— BEGIN EXERCISE MATERIALS —
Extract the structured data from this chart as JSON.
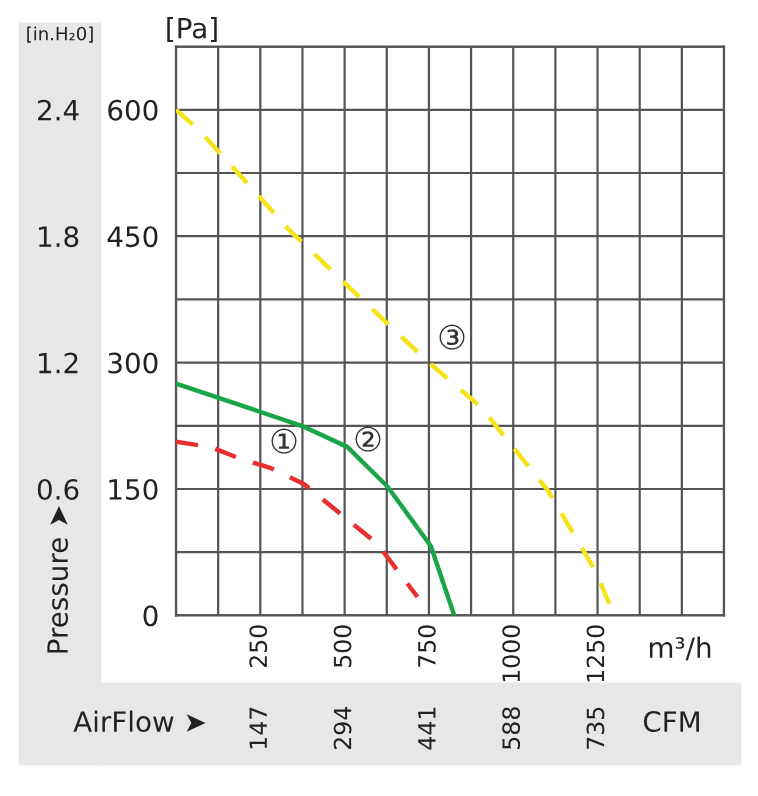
{
  "chart_data": {
    "type": "line",
    "xlabel": "m³/h",
    "x2label": "CFM",
    "ylabel": "[Pa]",
    "y2label": "[in.H₂0]",
    "xlim": [
      0,
      1625
    ],
    "xticks": [
      250,
      500,
      750,
      1000,
      1250
    ],
    "x2lim": [
      0,
      955.5
    ],
    "x2ticks": [
      147,
      294,
      441,
      588,
      735
    ],
    "ylim": [
      0,
      675
    ],
    "yticks": [
      0,
      150,
      300,
      450,
      600
    ],
    "y2lim": [
      0,
      2.7
    ],
    "y2ticks": [
      0.6,
      1.2,
      1.8,
      2.4
    ],
    "grid": true,
    "marker": "none",
    "series": [
      {
        "color": "#e8302f",
        "line_style": "dashed",
        "x": [
          0,
          101,
          190,
          280,
          379,
          597,
          716
        ],
        "values": [
          206,
          200,
          186,
          175,
          156,
          85,
          22
        ]
      },
      {
        "color": "#1aa549",
        "line_style": "solid",
        "x": [
          0,
          180,
          379,
          508,
          627,
          756,
          825
        ],
        "values": [
          275,
          251,
          224,
          200,
          153,
          82,
          0
        ]
      },
      {
        "color": "#f5e31a",
        "line_style": "dashed",
        "x": [
          0,
          71,
          339,
          617,
          750,
          905,
          1103,
          1242,
          1300
        ],
        "values": [
          600,
          575,
          456,
          350,
          300,
          247,
          148,
          54,
          0
        ]
      }
    ],
    "annotations": [
      "①",
      "②",
      "③",
      "Pressure ➤",
      "AirFlow ➤"
    ]
  }
}
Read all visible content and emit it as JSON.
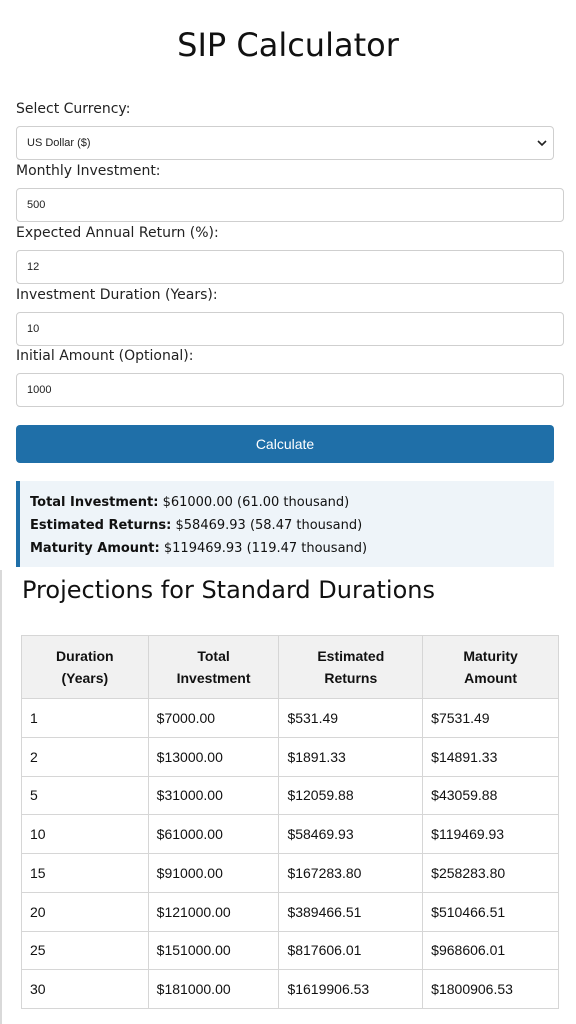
{
  "page": {
    "title": "SIP Calculator"
  },
  "form": {
    "currency": {
      "label": "Select Currency:",
      "value": "US Dollar ($)"
    },
    "monthly": {
      "label": "Monthly Investment:",
      "value": "500"
    },
    "annual_return": {
      "label": "Expected Annual Return (%):",
      "value": "12"
    },
    "duration": {
      "label": "Investment Duration (Years):",
      "value": "10"
    },
    "initial": {
      "label": "Initial Amount (Optional):",
      "value": "1000"
    },
    "calculate_label": "Calculate"
  },
  "results": {
    "total_investment_label": "Total Investment:",
    "total_investment_value": "$61000.00 (61.00 thousand)",
    "estimated_returns_label": "Estimated Returns:",
    "estimated_returns_value": "$58469.93 (58.47 thousand)",
    "maturity_label": "Maturity Amount:",
    "maturity_value": "$119469.93 (119.47 thousand)",
    "accent_color": "#1f6fa8"
  },
  "projections": {
    "title": "Projections for Standard Durations",
    "headers": [
      [
        "Duration",
        "(Years)"
      ],
      [
        "Total",
        "Investment"
      ],
      [
        "Estimated",
        "Returns"
      ],
      [
        "Maturity",
        "Amount"
      ]
    ],
    "rows": [
      [
        "1",
        "$7000.00",
        "$531.49",
        "$7531.49"
      ],
      [
        "2",
        "$13000.00",
        "$1891.33",
        "$14891.33"
      ],
      [
        "5",
        "$31000.00",
        "$12059.88",
        "$43059.88"
      ],
      [
        "10",
        "$61000.00",
        "$58469.93",
        "$119469.93"
      ],
      [
        "15",
        "$91000.00",
        "$167283.80",
        "$258283.80"
      ],
      [
        "20",
        "$121000.00",
        "$389466.51",
        "$510466.51"
      ],
      [
        "25",
        "$151000.00",
        "$817606.01",
        "$968606.01"
      ],
      [
        "30",
        "$181000.00",
        "$1619906.53",
        "$1800906.53"
      ]
    ]
  },
  "icons": {
    "select_arrow": "chevron-down-icon"
  }
}
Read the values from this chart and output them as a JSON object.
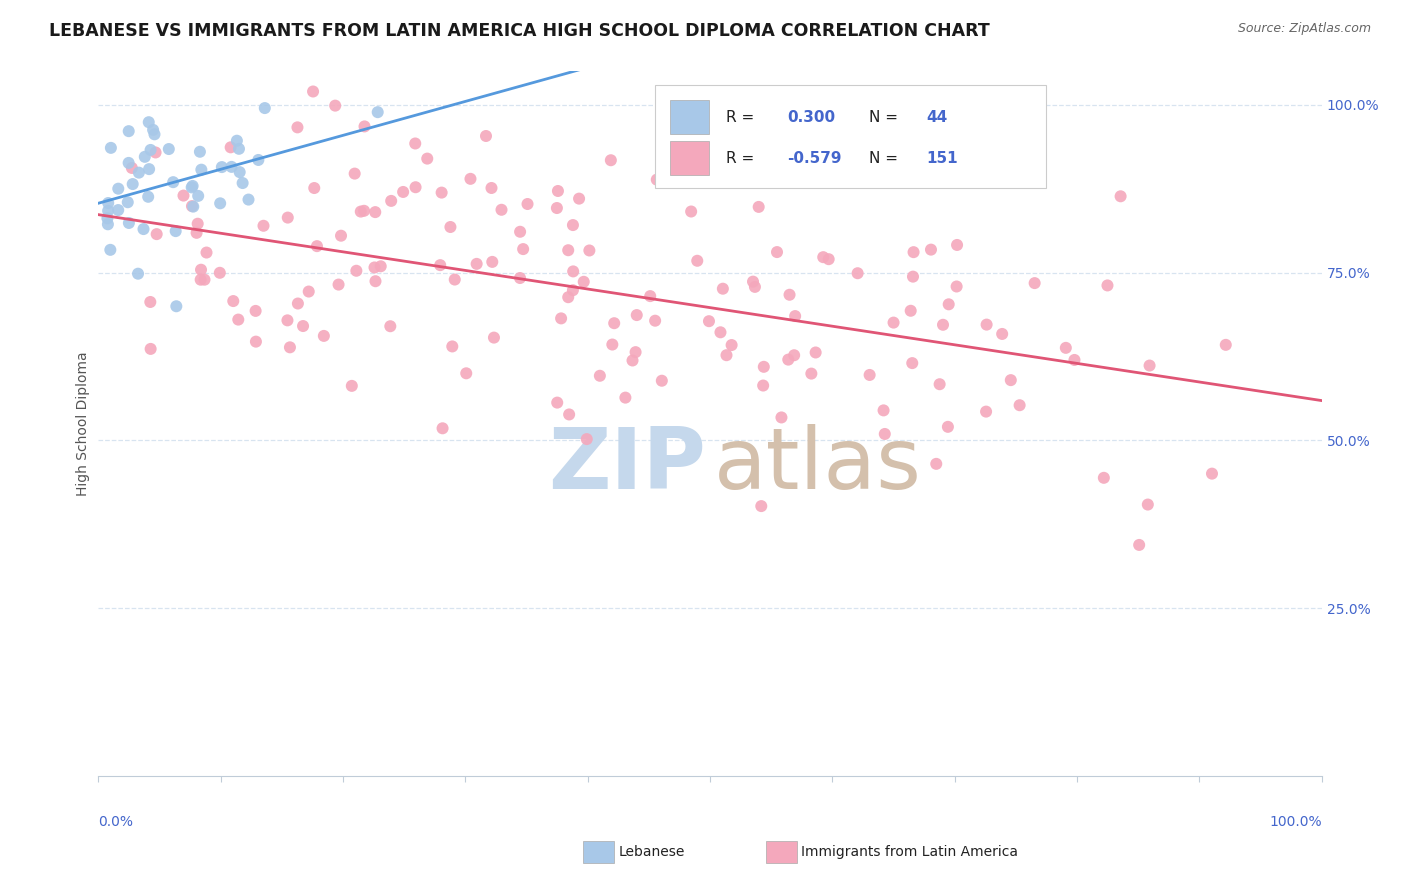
{
  "title": "LEBANESE VS IMMIGRANTS FROM LATIN AMERICA HIGH SCHOOL DIPLOMA CORRELATION CHART",
  "source": "Source: ZipAtlas.com",
  "ylabel": "High School Diploma",
  "R_blue": 0.3,
  "N_blue": 44,
  "R_pink": -0.579,
  "N_pink": 151,
  "blue_color": "#a8c8e8",
  "pink_color": "#f4a8bc",
  "blue_line_color": "#5599dd",
  "pink_line_color": "#e05575",
  "background_color": "#ffffff",
  "grid_color": "#d8e4f0",
  "title_fontsize": 12.5,
  "axis_label_fontsize": 10,
  "tick_fontsize": 10,
  "legend_fontsize": 10,
  "right_tick_color": "#4466cc",
  "bottom_tick_color": "#4466cc",
  "watermark_zip_color": "#c5d8ec",
  "watermark_atlas_color": "#d4c0ac"
}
— END EXERCISE MATERIALS —
▶ **WHAT THE EXERCISE ASKS**
Print all of the records shown above exactly, leaving out each picture.

▶ **ANSWER TO THE PROBLEM**
Extract the structured data from this chart as JSON.
{
  "chart_data": {
    "type": "line",
    "xlabel": "m³/h",
    "x2label": "CFM",
    "ylabel": "[Pa]",
    "y2label": "[in.H₂0]",
    "xlim": [
      0,
      1625
    ],
    "xticks": [
      250,
      500,
      750,
      1000,
      1250
    ],
    "x2lim": [
      0,
      955.5
    ],
    "x2ticks": [
      147,
      294,
      441,
      588,
      735
    ],
    "ylim": [
      0,
      675
    ],
    "yticks": [
      0,
      150,
      300,
      450,
      600
    ],
    "y2lim": [
      0,
      2.7
    ],
    "y2ticks": [
      0.6,
      1.2,
      1.8,
      2.4
    ],
    "grid": true,
    "marker": "none",
    "series": [
      {
        "color": "#e8302f",
        "line_style": "dashed",
        "x": [
          0,
          101,
          190,
          280,
          379,
          597,
          716
        ],
        "values": [
          206,
          200,
          186,
          175,
          156,
          85,
          22
        ]
      },
      {
        "color": "#1aa549",
        "line_style": "solid",
        "x": [
          0,
          180,
          379,
          508,
          627,
          756,
          825
        ],
        "values": [
          275,
          251,
          224,
          200,
          153,
          82,
          0
        ]
      },
      {
        "color": "#f5e31a",
        "line_style": "dashed",
        "x": [
          0,
          71,
          339,
          617,
          750,
          905,
          1103,
          1242,
          1300
        ],
        "values": [
          600,
          575,
          456,
          350,
          300,
          247,
          148,
          54,
          0
        ]
      }
    ],
    "annotations": [
      "①",
      "②",
      "③",
      "Pressure ➤",
      "AirFlow ➤"
    ]
  }
}
Read all visible content and emit it as JSON.
{
  "page": {
    "title": "SIP Calculator"
  },
  "form": {
    "currency": {
      "label": "Select Currency:",
      "value": "US Dollar ($)"
    },
    "monthly": {
      "label": "Monthly Investment:",
      "value": "500"
    },
    "annual_return": {
      "label": "Expected Annual Return (%):",
      "value": "12"
    },
    "duration": {
      "label": "Investment Duration (Years):",
      "value": "10"
    },
    "initial": {
      "label": "Initial Amount (Optional):",
      "value": "1000"
    },
    "calculate_label": "Calculate"
  },
  "results": {
    "total_investment_label": "Total Investment:",
    "total_investment_value": "$61000.00 (61.00 thousand)",
    "estimated_returns_label": "Estimated Returns:",
    "estimated_returns_value": "$58469.93 (58.47 thousand)",
    "maturity_label": "Maturity Amount:",
    "maturity_value": "$119469.93 (119.47 thousand)",
    "accent_color": "#1f6fa8"
  },
  "projections": {
    "title": "Projections for Standard Durations",
    "headers": [
      [
        "Duration",
        "(Years)"
      ],
      [
        "Total",
        "Investment"
      ],
      [
        "Estimated",
        "Returns"
      ],
      [
        "Maturity",
        "Amount"
      ]
    ],
    "rows": [
      [
        "1",
        "$7000.00",
        "$531.49",
        "$7531.49"
      ],
      [
        "2",
        "$13000.00",
        "$1891.33",
        "$14891.33"
      ],
      [
        "5",
        "$31000.00",
        "$12059.88",
        "$43059.88"
      ],
      [
        "10",
        "$61000.00",
        "$58469.93",
        "$119469.93"
      ],
      [
        "15",
        "$91000.00",
        "$167283.80",
        "$258283.80"
      ],
      [
        "20",
        "$121000.00",
        "$389466.51",
        "$510466.51"
      ],
      [
        "25",
        "$151000.00",
        "$817606.01",
        "$968606.01"
      ],
      [
        "30",
        "$181000.00",
        "$1619906.53",
        "$1800906.53"
      ]
    ]
  },
  "icons": {
    "select_arrow": "chevron-down-icon"
  }
}
Read the values from this chart and output them as a JSON object.
{
  "title": "LEBANESE VS IMMIGRANTS FROM LATIN AMERICA HIGH SCHOOL DIPLOMA CORRELATION CHART",
  "source": "Source: ZipAtlas.com",
  "ylabel": "High School Diploma",
  "R_blue": 0.3,
  "N_blue": 44,
  "R_pink": -0.579,
  "N_pink": 151,
  "blue_color": "#a8c8e8",
  "pink_color": "#f4a8bc",
  "blue_line_color": "#5599dd",
  "pink_line_color": "#e05575",
  "background_color": "#ffffff",
  "grid_color": "#d8e4f0",
  "title_fontsize": 12.5,
  "axis_label_fontsize": 10,
  "tick_fontsize": 10,
  "legend_fontsize": 10,
  "right_tick_color": "#4466cc",
  "bottom_tick_color": "#4466cc",
  "watermark_zip_color": "#c5d8ec",
  "watermark_atlas_color": "#d4c0ac"
}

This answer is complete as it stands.